--- BEGIN ---
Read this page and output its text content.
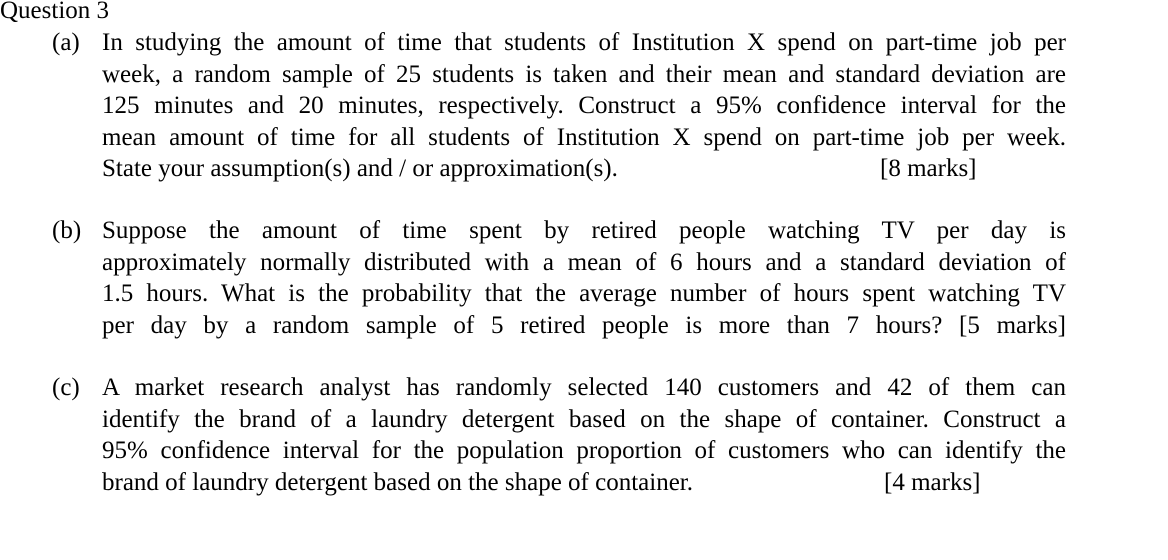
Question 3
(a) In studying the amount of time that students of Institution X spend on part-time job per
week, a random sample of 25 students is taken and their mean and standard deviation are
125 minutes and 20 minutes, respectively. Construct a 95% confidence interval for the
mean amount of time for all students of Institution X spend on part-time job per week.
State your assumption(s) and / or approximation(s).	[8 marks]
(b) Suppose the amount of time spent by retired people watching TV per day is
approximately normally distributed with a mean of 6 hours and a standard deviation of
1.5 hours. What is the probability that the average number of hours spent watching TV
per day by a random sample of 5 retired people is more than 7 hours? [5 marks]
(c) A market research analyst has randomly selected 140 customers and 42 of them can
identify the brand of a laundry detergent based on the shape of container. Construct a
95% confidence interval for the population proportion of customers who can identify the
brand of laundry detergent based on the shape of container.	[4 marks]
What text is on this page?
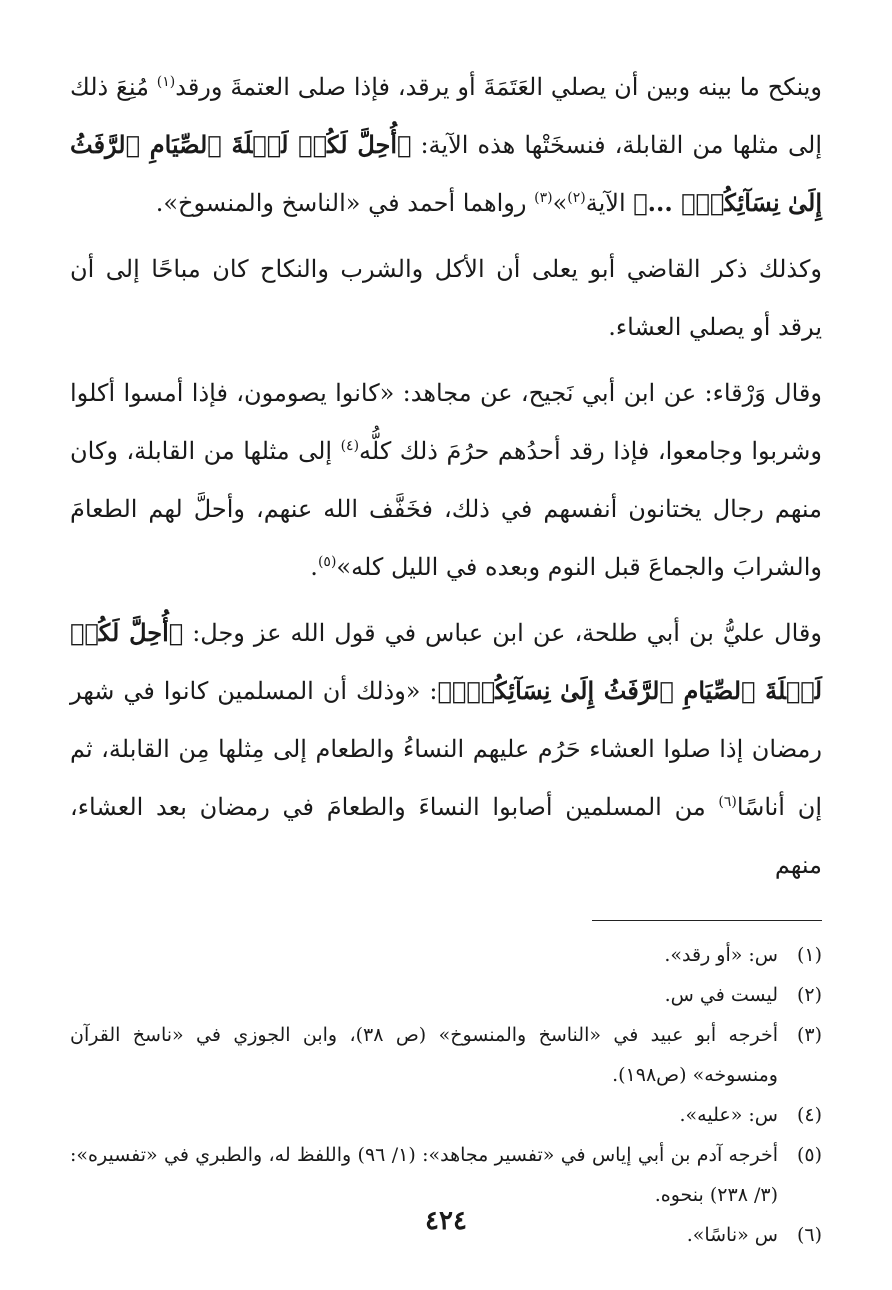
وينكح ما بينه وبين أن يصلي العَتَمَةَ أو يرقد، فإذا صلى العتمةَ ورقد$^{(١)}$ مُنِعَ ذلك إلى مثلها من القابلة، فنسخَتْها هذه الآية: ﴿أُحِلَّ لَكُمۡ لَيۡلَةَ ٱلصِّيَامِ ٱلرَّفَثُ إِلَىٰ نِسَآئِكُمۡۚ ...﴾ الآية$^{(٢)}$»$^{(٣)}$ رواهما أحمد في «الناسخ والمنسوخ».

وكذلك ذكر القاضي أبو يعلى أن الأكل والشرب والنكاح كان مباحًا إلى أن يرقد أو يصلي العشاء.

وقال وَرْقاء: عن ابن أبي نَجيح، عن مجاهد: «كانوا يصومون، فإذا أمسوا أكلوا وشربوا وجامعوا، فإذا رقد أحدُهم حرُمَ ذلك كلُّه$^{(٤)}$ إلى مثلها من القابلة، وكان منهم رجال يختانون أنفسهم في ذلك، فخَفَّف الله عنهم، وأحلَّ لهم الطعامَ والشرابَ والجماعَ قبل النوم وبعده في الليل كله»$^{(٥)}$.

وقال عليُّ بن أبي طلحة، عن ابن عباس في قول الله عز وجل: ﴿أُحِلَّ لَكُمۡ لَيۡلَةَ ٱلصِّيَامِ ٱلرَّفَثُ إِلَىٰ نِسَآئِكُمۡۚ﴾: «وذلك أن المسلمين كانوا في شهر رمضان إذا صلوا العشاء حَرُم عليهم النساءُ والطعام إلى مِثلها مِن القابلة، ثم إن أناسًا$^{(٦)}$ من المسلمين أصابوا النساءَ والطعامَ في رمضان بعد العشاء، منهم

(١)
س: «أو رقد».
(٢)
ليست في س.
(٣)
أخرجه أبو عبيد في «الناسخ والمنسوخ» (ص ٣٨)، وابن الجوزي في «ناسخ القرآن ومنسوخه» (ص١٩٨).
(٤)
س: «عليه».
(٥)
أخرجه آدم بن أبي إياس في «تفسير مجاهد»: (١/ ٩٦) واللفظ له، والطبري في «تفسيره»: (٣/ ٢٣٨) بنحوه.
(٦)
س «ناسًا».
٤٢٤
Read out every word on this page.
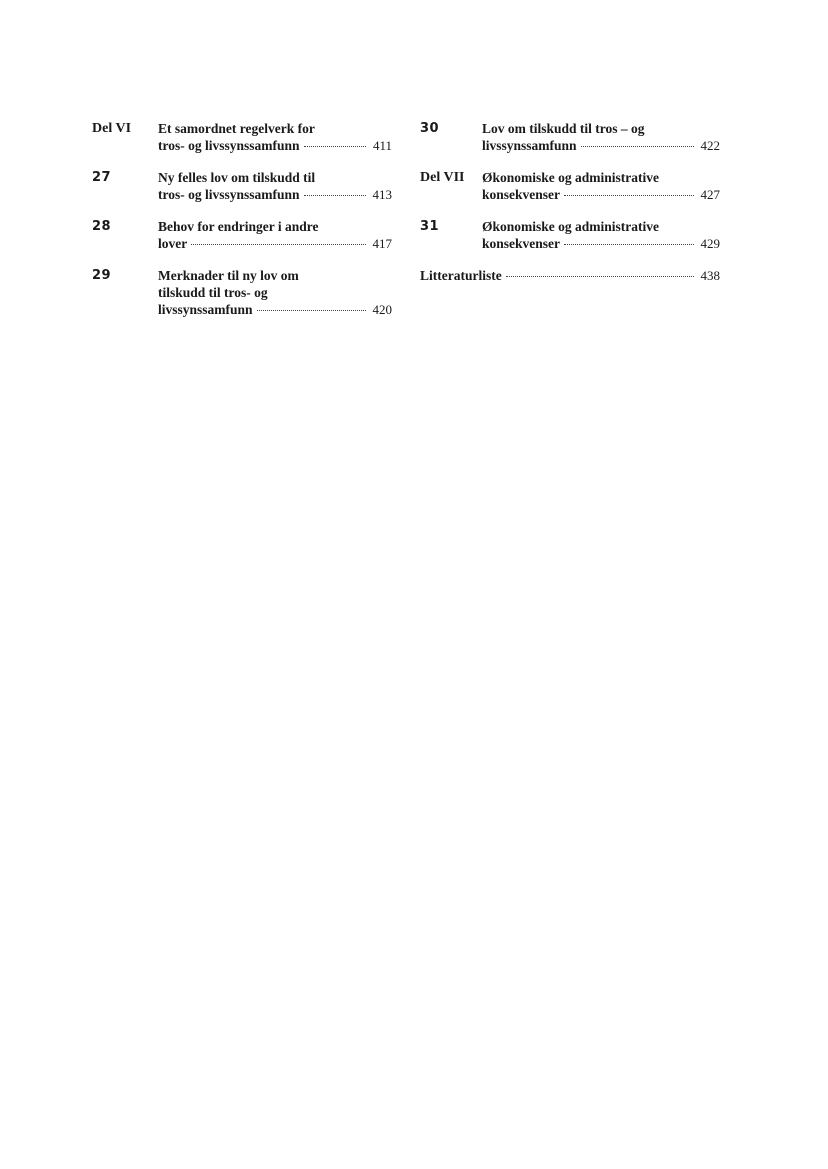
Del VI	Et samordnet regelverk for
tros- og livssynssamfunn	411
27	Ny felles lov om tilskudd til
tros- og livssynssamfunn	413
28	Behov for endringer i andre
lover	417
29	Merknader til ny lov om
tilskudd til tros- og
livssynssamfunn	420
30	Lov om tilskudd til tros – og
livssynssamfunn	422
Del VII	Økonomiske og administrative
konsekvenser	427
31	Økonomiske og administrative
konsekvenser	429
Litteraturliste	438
--- END ---
(Aim):
Search the data above for the word "retired", then gather each line in which it appears.

(Written response):
(b) Suppose the amount of time spent by retired people watching TV per day is
per day by a random sample of 5 retired people is more than 7 hours? [5 marks]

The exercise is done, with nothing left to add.